## WORK TO BE COMPLETED:
Search the material for the word "trust" and copy each line that holds it.
————
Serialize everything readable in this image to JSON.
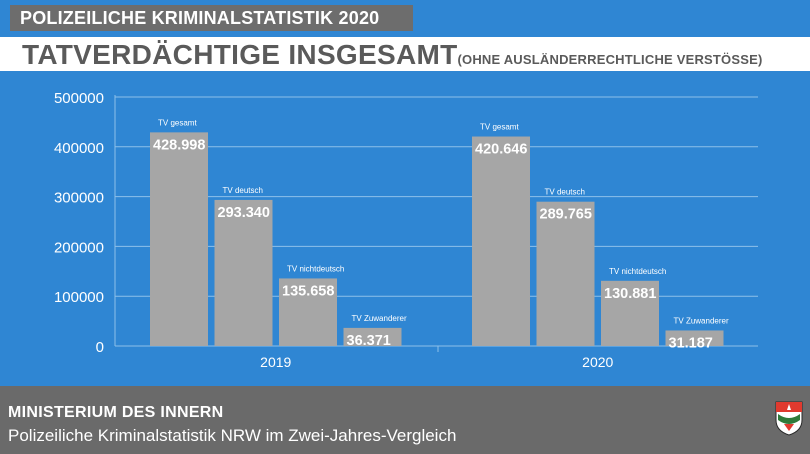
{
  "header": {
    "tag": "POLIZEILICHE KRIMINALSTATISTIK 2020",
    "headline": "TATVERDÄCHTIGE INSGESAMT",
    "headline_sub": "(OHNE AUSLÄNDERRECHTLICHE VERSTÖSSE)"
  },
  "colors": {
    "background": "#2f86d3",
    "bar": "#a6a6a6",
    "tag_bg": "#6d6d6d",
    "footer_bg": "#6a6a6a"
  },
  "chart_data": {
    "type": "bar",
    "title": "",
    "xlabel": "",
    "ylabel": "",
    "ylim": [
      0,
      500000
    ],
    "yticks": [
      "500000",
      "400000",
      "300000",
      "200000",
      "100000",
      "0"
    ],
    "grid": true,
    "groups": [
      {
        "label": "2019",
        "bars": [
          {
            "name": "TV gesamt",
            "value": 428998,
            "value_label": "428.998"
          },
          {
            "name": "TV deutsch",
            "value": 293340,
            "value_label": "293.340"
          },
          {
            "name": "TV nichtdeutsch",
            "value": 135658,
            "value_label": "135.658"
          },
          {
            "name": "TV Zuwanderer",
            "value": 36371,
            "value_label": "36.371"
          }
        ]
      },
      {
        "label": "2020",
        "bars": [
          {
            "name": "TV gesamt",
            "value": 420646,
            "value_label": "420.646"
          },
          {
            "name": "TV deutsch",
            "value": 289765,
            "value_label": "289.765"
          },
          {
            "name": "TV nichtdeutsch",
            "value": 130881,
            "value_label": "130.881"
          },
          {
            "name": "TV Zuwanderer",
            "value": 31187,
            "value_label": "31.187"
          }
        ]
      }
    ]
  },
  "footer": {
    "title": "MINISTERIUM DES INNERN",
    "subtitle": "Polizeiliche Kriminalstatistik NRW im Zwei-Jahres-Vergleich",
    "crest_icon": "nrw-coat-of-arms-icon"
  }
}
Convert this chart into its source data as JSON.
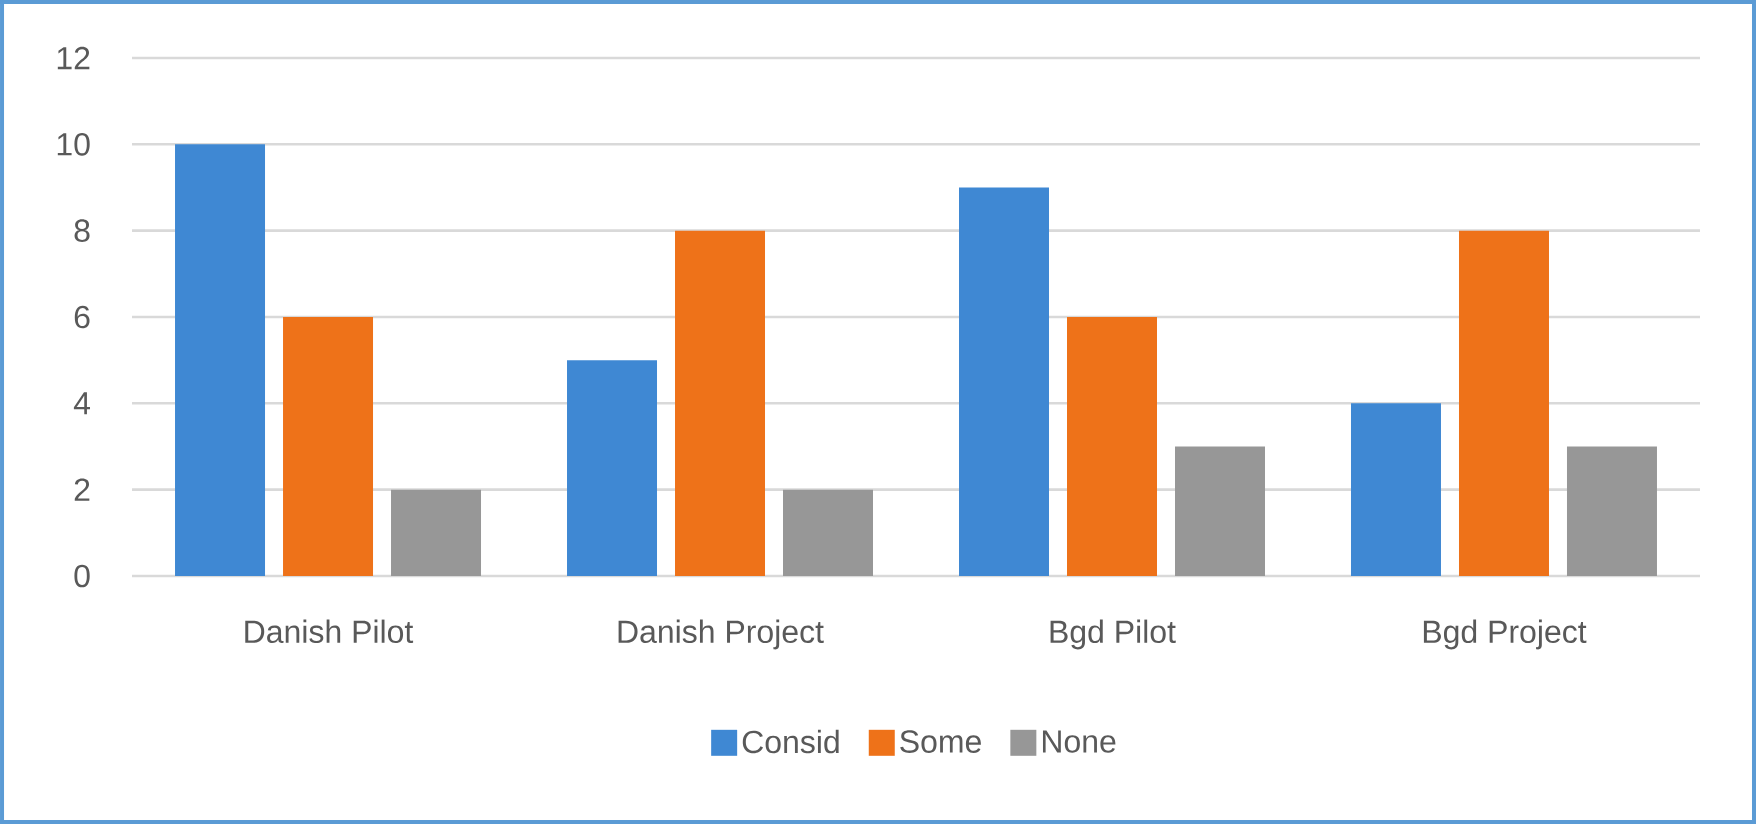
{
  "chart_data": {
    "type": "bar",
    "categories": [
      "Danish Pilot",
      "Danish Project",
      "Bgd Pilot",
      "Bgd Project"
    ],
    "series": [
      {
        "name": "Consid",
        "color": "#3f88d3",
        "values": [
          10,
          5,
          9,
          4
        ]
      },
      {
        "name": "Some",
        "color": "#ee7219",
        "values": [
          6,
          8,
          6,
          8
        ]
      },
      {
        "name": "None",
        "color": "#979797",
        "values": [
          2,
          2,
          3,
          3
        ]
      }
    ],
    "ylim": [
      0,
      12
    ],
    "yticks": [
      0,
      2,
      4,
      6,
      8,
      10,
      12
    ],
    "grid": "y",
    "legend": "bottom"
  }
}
————
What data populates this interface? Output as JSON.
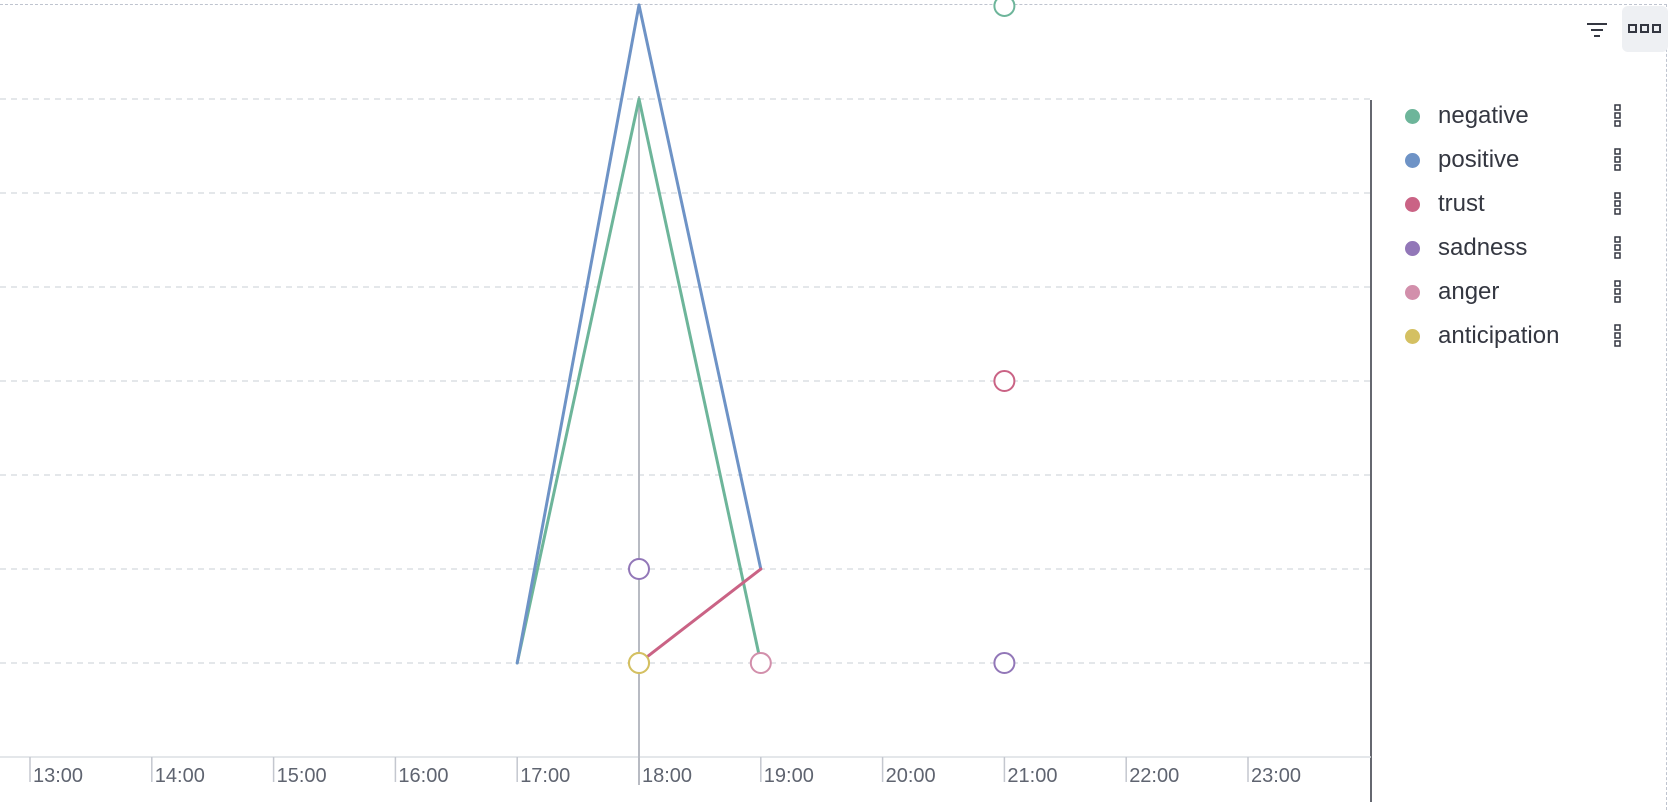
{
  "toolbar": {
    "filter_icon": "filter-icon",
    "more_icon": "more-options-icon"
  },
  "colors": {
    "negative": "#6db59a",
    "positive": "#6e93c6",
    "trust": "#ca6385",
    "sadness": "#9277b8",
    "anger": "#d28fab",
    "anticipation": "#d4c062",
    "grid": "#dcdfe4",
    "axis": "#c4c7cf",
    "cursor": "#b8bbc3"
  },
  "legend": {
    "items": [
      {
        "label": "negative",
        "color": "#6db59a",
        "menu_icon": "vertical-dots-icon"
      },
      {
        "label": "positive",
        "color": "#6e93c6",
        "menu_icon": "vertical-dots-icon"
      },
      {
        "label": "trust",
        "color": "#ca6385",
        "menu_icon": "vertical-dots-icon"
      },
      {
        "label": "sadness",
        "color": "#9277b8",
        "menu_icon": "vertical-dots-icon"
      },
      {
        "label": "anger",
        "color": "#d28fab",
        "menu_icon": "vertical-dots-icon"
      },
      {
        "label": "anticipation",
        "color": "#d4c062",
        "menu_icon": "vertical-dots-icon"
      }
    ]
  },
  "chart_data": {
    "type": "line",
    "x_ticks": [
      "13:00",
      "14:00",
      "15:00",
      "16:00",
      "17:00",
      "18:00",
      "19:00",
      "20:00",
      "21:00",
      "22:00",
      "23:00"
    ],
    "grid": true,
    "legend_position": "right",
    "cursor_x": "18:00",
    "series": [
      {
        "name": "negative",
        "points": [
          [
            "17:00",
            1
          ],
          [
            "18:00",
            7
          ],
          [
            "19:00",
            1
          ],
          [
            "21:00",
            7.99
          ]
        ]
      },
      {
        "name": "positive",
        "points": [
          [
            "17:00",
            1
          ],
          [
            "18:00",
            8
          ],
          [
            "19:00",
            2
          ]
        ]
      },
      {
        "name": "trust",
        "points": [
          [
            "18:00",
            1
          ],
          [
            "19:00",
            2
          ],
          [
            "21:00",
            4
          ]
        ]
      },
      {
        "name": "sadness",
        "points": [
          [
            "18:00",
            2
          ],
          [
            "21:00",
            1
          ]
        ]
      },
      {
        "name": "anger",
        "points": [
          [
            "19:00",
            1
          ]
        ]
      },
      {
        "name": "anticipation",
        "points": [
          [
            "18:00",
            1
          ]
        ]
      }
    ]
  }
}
————
## SOLUTION TO THIS EXERCISE:
    "trust": "#ca6385",
        "label": "trust",
        "name": "trust",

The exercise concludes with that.